* start Data *
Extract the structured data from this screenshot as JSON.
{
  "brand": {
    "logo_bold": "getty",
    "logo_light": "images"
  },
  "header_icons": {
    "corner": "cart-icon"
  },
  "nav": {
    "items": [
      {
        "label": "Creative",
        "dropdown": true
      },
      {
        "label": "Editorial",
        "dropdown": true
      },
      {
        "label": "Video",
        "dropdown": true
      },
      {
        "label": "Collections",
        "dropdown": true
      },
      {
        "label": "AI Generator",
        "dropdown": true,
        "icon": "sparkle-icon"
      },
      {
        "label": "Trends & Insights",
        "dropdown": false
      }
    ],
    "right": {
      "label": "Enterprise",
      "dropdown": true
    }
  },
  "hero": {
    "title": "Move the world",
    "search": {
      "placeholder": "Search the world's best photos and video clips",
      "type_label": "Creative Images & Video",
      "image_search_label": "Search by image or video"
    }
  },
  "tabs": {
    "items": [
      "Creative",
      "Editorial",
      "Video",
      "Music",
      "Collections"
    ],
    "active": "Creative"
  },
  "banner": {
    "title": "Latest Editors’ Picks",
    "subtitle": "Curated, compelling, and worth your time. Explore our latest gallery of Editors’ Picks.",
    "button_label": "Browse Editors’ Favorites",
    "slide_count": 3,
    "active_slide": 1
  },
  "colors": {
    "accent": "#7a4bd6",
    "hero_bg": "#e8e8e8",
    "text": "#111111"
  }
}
* end Data *
◆ **Given problem**: Every line of the data above should be reproduced word for word.

◆ **Solution to the exercise**:
Extract the structured data from this screenshot as JSON.
{
  "brand": {
    "logo_bold": "getty",
    "logo_light": "images"
  },
  "header_icons": {
    "corner": "cart-icon"
  },
  "nav": {
    "items": [
      {
        "label": "Creative",
        "dropdown": true
      },
      {
        "label": "Editorial",
        "dropdown": true
      },
      {
        "label": "Video",
        "dropdown": true
      },
      {
        "label": "Collections",
        "dropdown": true
      },
      {
        "label": "AI Generator",
        "dropdown": true,
        "icon": "sparkle-icon"
      },
      {
        "label": "Trends & Insights",
        "dropdown": false
      }
    ],
    "right": {
      "label": "Enterprise",
      "dropdown": true
    }
  },
  "hero": {
    "title": "Move the world",
    "search": {
      "placeholder": "Search the world's best photos and video clips",
      "type_label": "Creative Images & Video",
      "image_search_label": "Search by image or video"
    }
  },
  "tabs": {
    "items": [
      "Creative",
      "Editorial",
      "Video",
      "Music",
      "Collections"
    ],
    "active": "Creative"
  },
  "banner": {
    "title": "Latest Editors’ Picks",
    "subtitle": "Curated, compelling, and worth your time. Explore our latest gallery of Editors’ Picks.",
    "button_label": "Browse Editors’ Favorites",
    "slide_count": 3,
    "active_slide": 1
  },
  "colors": {
    "accent": "#7a4bd6",
    "hero_bg": "#e8e8e8",
    "text": "#111111"
  }
}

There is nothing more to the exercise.